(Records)
________________________
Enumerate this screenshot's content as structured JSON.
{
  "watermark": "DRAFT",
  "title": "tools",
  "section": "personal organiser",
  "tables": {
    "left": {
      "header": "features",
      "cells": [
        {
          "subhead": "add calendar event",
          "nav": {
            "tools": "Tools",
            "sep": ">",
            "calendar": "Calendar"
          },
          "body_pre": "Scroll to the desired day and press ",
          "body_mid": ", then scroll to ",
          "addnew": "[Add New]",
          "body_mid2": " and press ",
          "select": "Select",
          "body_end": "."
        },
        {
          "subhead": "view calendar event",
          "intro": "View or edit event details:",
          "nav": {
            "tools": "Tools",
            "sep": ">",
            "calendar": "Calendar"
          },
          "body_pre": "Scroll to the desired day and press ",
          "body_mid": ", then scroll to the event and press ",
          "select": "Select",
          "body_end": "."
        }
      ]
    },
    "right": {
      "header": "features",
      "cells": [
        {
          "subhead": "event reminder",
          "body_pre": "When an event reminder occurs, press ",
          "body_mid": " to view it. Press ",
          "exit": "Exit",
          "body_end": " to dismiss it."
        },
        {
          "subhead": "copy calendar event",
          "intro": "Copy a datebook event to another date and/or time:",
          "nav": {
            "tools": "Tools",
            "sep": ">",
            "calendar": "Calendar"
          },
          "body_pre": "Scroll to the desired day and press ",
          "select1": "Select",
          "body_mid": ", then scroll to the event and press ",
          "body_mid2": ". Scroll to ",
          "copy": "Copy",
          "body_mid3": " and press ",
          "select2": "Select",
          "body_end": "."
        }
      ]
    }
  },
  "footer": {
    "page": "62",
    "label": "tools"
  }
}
________________________
Work instructions: Check each line of the records above for the word "Select", then give the number of lines that have it, with no other words.

Result below: 4